## Written request
Your task is to give the number of lines in the listing that include "выплаты", and nothing else.

## Input material
════════════════
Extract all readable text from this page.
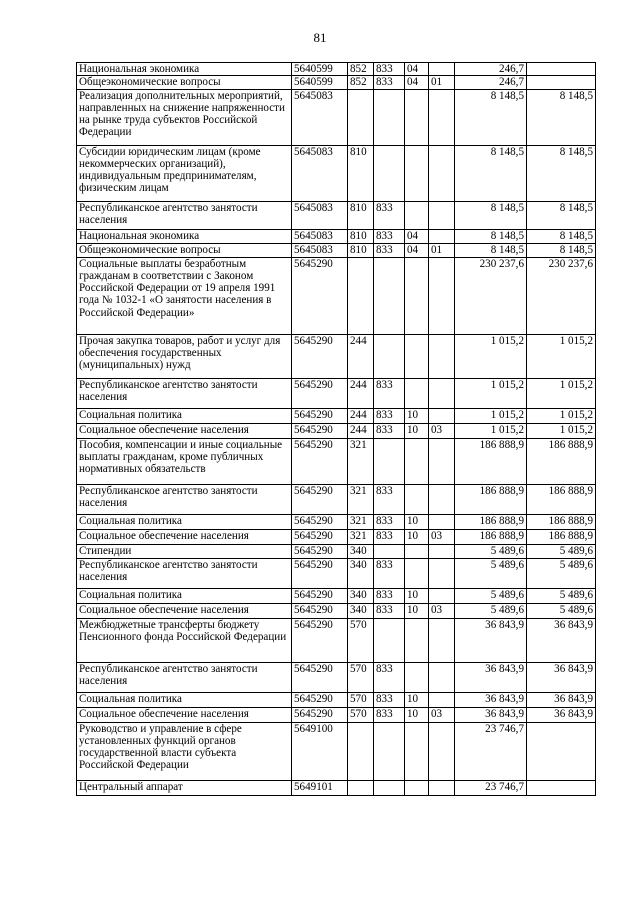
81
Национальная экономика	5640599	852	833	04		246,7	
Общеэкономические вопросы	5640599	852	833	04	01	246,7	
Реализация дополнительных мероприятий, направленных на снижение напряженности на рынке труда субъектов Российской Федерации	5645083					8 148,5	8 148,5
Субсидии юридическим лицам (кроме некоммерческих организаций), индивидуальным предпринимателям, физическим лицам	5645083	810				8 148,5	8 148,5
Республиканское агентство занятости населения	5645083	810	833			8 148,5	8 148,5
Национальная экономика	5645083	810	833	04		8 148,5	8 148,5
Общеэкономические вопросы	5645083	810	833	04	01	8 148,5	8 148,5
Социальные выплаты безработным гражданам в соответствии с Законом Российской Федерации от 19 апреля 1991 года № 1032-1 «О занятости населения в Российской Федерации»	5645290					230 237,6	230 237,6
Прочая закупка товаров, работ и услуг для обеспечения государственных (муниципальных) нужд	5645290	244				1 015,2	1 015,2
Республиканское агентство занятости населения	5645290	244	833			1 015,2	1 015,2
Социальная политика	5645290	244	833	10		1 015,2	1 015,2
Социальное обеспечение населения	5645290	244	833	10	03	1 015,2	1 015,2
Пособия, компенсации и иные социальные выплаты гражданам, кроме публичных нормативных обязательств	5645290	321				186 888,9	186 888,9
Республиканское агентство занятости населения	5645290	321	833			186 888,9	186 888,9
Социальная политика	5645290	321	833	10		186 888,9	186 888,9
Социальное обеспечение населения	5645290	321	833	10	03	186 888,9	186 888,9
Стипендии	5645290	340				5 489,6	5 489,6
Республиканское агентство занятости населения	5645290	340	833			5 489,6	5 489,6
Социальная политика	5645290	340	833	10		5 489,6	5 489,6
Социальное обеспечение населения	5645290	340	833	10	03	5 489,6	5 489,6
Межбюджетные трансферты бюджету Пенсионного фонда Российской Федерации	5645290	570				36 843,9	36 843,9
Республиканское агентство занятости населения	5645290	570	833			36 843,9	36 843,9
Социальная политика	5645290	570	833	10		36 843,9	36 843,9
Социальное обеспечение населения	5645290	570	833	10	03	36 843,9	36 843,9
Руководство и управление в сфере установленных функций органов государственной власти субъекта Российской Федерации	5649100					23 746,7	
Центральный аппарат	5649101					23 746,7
════════════════
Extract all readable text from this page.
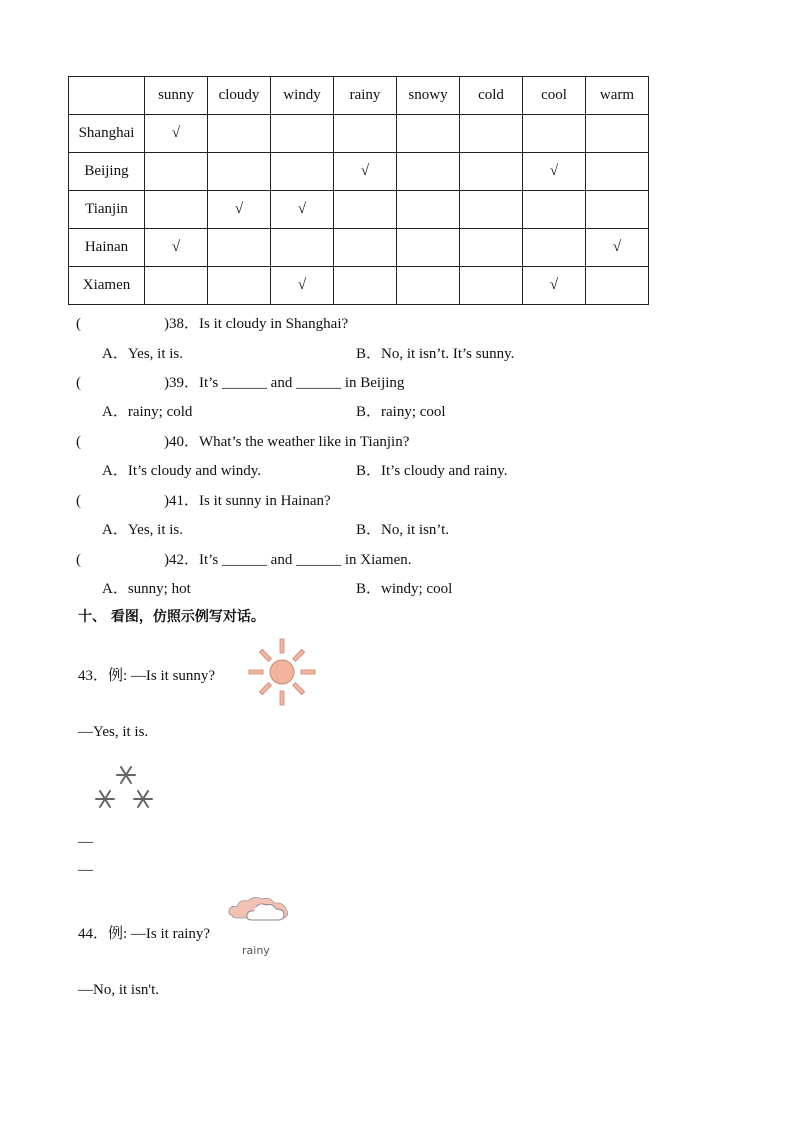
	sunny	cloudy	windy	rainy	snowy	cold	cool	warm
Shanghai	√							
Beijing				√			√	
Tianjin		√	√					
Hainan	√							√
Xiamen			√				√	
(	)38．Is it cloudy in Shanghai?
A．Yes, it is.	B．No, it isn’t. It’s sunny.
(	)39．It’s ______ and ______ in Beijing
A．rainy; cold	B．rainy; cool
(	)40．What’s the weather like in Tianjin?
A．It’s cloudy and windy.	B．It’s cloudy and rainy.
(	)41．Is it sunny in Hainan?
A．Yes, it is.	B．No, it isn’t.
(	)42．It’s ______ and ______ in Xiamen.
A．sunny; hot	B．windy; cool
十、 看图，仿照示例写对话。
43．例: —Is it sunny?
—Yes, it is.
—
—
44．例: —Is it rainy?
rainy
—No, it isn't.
════════════════
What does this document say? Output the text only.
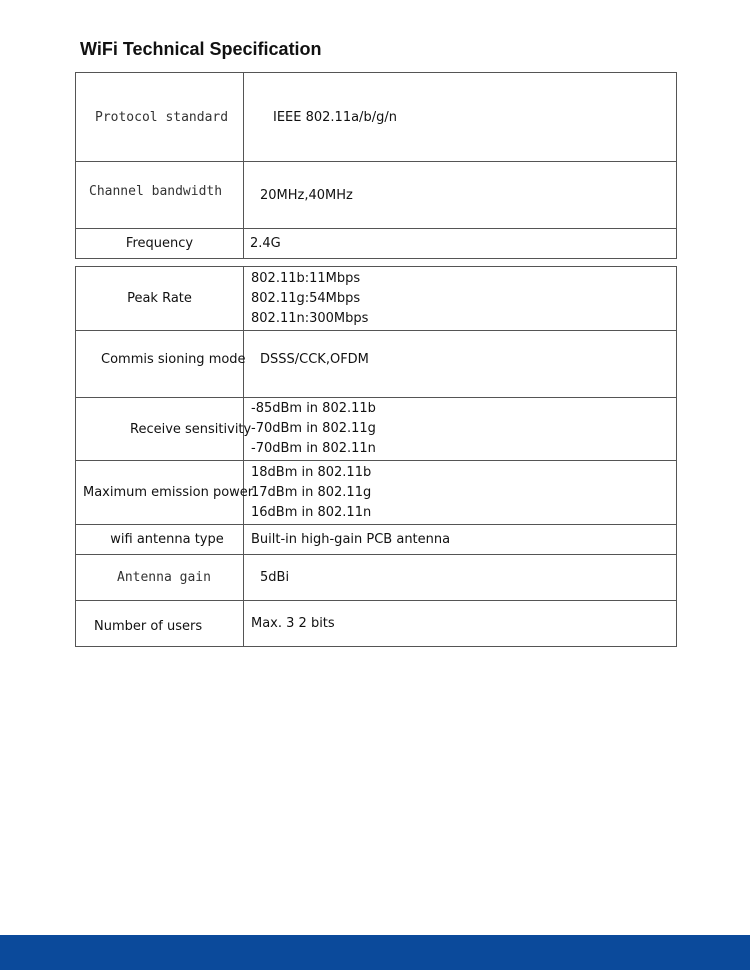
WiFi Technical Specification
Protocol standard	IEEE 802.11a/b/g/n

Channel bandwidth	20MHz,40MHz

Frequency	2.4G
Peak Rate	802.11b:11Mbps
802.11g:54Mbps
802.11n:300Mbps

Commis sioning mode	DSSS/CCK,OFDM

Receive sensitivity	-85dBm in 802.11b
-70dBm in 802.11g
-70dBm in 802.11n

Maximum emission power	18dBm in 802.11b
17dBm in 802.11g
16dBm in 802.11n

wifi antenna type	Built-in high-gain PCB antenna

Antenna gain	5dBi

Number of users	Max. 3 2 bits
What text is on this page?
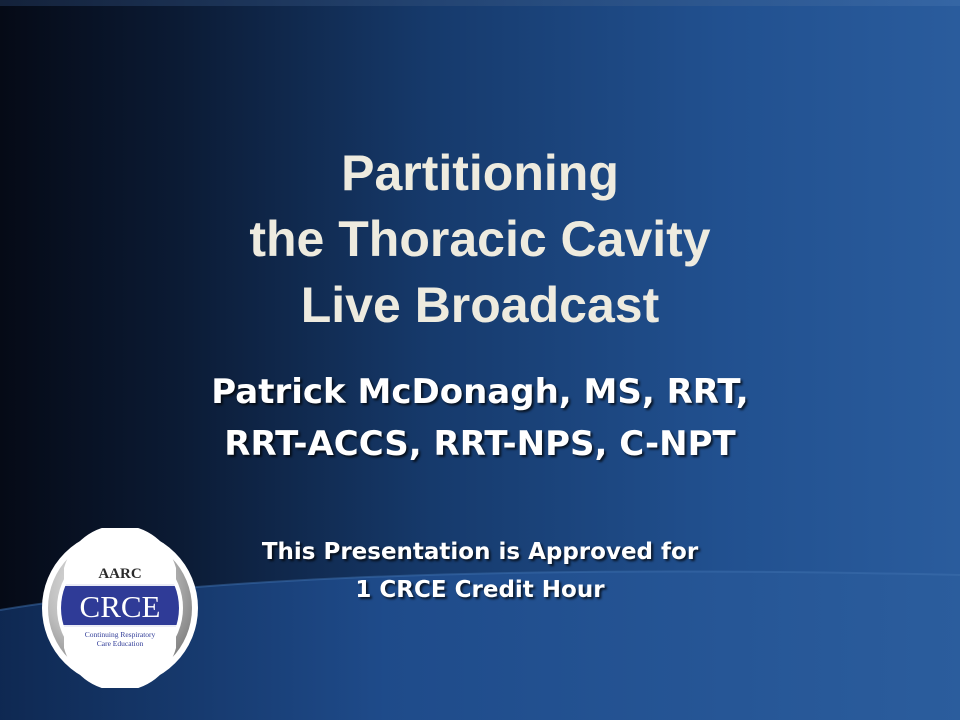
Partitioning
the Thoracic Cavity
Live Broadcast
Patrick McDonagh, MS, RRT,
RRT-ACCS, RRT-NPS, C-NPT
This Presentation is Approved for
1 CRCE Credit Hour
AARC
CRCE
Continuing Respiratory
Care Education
════════════════
## Exercise response
2